§ What you are asked to do
The records follow. Retype them without a single change.

§ Dataset entries on figures
#####

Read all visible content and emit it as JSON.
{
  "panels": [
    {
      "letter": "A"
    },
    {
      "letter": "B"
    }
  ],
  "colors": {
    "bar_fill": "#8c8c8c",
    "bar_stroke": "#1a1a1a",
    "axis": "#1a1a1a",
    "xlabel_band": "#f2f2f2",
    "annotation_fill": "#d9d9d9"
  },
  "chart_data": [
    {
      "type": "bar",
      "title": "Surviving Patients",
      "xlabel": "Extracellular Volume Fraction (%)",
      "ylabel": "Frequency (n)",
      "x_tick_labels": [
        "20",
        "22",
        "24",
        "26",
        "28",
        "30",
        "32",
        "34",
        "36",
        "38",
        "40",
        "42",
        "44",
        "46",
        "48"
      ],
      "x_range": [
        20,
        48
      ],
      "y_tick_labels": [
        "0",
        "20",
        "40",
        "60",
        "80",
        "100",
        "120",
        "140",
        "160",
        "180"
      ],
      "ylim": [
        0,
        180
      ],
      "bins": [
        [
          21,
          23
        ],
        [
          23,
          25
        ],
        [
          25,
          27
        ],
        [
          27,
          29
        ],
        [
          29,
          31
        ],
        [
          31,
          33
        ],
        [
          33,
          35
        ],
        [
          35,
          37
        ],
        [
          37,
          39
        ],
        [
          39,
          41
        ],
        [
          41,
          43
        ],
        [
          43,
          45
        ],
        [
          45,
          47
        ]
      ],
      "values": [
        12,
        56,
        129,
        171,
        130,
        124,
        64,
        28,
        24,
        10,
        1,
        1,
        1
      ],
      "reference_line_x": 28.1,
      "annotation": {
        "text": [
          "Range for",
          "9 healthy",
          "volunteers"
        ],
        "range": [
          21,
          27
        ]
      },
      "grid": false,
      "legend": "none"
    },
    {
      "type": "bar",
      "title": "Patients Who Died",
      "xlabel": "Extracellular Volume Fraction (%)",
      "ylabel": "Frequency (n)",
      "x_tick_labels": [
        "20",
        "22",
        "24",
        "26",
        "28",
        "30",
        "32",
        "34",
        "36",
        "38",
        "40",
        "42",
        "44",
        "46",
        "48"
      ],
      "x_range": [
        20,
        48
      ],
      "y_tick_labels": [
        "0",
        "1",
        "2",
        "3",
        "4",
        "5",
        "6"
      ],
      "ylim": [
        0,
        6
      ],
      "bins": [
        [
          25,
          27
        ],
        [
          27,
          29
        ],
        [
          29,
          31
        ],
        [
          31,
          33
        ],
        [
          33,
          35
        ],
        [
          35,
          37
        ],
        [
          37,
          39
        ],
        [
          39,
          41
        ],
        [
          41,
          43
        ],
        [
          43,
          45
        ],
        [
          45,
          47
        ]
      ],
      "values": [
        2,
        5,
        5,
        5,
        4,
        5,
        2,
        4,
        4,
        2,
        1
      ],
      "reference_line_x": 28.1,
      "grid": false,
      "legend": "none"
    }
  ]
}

#####

§ Answer to the exercise
Read all visible content and emit it as JSON.
{
  "panels": [
    {
      "letter": "A"
    },
    {
      "letter": "B"
    }
  ],
  "colors": {
    "bar_fill": "#8c8c8c",
    "bar_stroke": "#1a1a1a",
    "axis": "#1a1a1a",
    "xlabel_band": "#f2f2f2",
    "annotation_fill": "#d9d9d9"
  },
  "chart_data": [
    {
      "type": "bar",
      "title": "Surviving Patients",
      "xlabel": "Extracellular Volume Fraction (%)",
      "ylabel": "Frequency (n)",
      "x_tick_labels": [
        "20",
        "22",
        "24",
        "26",
        "28",
        "30",
        "32",
        "34",
        "36",
        "38",
        "40",
        "42",
        "44",
        "46",
        "48"
      ],
      "x_range": [
        20,
        48
      ],
      "y_tick_labels": [
        "0",
        "20",
        "40",
        "60",
        "80",
        "100",
        "120",
        "140",
        "160",
        "180"
      ],
      "ylim": [
        0,
        180
      ],
      "bins": [
        [
          21,
          23
        ],
        [
          23,
          25
        ],
        [
          25,
          27
        ],
        [
          27,
          29
        ],
        [
          29,
          31
        ],
        [
          31,
          33
        ],
        [
          33,
          35
        ],
        [
          35,
          37
        ],
        [
          37,
          39
        ],
        [
          39,
          41
        ],
        [
          41,
          43
        ],
        [
          43,
          45
        ],
        [
          45,
          47
        ]
      ],
      "values": [
        12,
        56,
        129,
        171,
        130,
        124,
        64,
        28,
        24,
        10,
        1,
        1,
        1
      ],
      "reference_line_x": 28.1,
      "annotation": {
        "text": [
          "Range for",
          "9 healthy",
          "volunteers"
        ],
        "range": [
          21,
          27
        ]
      },
      "grid": false,
      "legend": "none"
    },
    {
      "type": "bar",
      "title": "Patients Who Died",
      "xlabel": "Extracellular Volume Fraction (%)",
      "ylabel": "Frequency (n)",
      "x_tick_labels": [
        "20",
        "22",
        "24",
        "26",
        "28",
        "30",
        "32",
        "34",
        "36",
        "38",
        "40",
        "42",
        "44",
        "46",
        "48"
      ],
      "x_range": [
        20,
        48
      ],
      "y_tick_labels": [
        "0",
        "1",
        "2",
        "3",
        "4",
        "5",
        "6"
      ],
      "ylim": [
        0,
        6
      ],
      "bins": [
        [
          25,
          27
        ],
        [
          27,
          29
        ],
        [
          29,
          31
        ],
        [
          31,
          33
        ],
        [
          33,
          35
        ],
        [
          35,
          37
        ],
        [
          37,
          39
        ],
        [
          39,
          41
        ],
        [
          41,
          43
        ],
        [
          43,
          45
        ],
        [
          45,
          47
        ]
      ],
      "values": [
        2,
        5,
        5,
        5,
        4,
        5,
        2,
        4,
        4,
        2,
        1
      ],
      "reference_line_x": 28.1,
      "grid": false,
      "legend": "none"
    }
  ]
}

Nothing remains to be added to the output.